_Objective_
Copy everything from the start of the data down to the line containing "- sidebar-item-logs[interactable]: 诊断日志: [353, 865, 654, 920]", substituting "clickable" for "interactable" and leaving all else unchanged.

======== Records for this task ========

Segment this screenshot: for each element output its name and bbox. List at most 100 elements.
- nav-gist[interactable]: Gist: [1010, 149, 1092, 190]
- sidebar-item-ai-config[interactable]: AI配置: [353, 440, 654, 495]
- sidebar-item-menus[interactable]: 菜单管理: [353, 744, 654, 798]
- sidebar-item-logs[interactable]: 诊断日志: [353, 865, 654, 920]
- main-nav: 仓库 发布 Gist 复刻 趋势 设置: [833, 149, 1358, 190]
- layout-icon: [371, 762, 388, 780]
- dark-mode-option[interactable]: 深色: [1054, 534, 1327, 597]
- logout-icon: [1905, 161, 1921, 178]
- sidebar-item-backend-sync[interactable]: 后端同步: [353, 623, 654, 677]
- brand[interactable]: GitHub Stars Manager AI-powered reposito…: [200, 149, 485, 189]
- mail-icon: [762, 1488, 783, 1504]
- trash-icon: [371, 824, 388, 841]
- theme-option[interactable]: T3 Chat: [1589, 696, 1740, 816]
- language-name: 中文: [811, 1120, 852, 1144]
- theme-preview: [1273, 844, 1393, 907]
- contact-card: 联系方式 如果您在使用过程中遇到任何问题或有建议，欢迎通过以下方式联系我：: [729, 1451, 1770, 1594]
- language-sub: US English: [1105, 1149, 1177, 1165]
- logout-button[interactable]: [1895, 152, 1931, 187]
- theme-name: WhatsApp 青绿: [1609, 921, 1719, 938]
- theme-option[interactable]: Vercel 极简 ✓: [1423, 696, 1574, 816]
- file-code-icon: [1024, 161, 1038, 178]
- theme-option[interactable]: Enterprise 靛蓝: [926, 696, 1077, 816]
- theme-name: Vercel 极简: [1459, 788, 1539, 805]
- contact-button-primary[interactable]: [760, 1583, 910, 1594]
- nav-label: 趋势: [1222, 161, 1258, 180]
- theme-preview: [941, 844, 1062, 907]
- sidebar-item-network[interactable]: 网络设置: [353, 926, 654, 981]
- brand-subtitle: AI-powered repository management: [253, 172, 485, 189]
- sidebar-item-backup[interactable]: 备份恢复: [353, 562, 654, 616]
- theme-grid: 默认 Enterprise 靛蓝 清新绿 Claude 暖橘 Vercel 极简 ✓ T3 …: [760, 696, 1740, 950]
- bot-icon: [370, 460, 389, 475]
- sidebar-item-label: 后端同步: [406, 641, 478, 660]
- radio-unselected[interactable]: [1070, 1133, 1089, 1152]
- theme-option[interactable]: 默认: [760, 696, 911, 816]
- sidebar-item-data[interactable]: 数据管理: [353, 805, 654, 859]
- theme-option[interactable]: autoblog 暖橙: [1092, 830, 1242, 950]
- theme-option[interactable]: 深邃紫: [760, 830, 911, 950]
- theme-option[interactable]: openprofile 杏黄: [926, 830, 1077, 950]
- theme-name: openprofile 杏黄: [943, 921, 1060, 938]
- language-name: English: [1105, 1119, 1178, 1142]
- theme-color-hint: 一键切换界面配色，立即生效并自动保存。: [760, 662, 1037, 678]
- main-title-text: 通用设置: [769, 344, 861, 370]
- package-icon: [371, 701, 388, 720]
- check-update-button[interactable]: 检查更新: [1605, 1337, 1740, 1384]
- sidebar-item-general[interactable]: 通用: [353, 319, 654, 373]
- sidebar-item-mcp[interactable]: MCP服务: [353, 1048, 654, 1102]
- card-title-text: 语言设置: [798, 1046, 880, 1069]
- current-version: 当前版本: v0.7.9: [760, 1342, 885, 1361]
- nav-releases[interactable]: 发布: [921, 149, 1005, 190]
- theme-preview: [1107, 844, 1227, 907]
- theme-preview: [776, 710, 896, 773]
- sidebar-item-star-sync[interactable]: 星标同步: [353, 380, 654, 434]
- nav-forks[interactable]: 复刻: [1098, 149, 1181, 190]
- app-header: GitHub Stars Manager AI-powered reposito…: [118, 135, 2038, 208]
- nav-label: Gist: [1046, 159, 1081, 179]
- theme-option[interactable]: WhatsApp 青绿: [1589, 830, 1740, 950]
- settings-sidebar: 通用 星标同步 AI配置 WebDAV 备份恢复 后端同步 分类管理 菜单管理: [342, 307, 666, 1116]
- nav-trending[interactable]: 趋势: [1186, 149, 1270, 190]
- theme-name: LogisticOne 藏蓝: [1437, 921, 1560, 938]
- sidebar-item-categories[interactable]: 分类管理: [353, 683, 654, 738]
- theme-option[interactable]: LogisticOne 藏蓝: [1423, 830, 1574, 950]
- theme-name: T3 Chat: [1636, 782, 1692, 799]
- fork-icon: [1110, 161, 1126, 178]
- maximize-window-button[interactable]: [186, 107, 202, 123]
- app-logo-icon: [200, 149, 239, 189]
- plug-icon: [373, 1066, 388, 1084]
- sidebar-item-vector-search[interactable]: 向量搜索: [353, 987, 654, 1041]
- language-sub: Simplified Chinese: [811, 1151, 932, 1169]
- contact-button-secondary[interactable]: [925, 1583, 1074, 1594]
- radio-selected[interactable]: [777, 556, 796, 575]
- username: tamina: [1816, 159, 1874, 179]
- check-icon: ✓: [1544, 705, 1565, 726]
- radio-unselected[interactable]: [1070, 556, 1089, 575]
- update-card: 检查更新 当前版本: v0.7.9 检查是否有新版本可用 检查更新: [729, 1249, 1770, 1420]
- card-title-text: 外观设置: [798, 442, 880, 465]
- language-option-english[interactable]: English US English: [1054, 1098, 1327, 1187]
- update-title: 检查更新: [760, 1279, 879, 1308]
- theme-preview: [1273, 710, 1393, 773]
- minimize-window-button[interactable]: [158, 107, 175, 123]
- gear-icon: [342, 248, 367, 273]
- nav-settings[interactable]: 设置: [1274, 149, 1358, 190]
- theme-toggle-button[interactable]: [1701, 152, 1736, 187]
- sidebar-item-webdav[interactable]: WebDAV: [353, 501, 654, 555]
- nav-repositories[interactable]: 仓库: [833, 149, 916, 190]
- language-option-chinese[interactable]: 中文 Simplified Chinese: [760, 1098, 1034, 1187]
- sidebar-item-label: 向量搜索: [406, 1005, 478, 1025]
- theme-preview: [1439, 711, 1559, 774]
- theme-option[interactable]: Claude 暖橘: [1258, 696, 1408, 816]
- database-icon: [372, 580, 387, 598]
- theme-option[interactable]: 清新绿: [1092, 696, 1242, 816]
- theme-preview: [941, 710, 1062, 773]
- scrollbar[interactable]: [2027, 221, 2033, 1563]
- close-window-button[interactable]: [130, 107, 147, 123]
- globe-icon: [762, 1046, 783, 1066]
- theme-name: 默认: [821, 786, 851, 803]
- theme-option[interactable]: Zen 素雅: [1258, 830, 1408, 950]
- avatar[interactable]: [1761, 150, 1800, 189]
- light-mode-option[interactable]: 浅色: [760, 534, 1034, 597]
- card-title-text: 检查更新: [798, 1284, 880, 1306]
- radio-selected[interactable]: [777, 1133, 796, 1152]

========

_Full answer_
Segment this screenshot: for each element output its name and bbox. List at most 100 elements.
- nav-gist[clickable]: Gist: [1010, 149, 1092, 190]
- sidebar-item-ai-config[clickable]: AI配置: [353, 440, 654, 495]
- sidebar-item-menus[clickable]: 菜单管理: [353, 744, 654, 798]
- sidebar-item-logs[clickable]: 诊断日志: [353, 865, 654, 920]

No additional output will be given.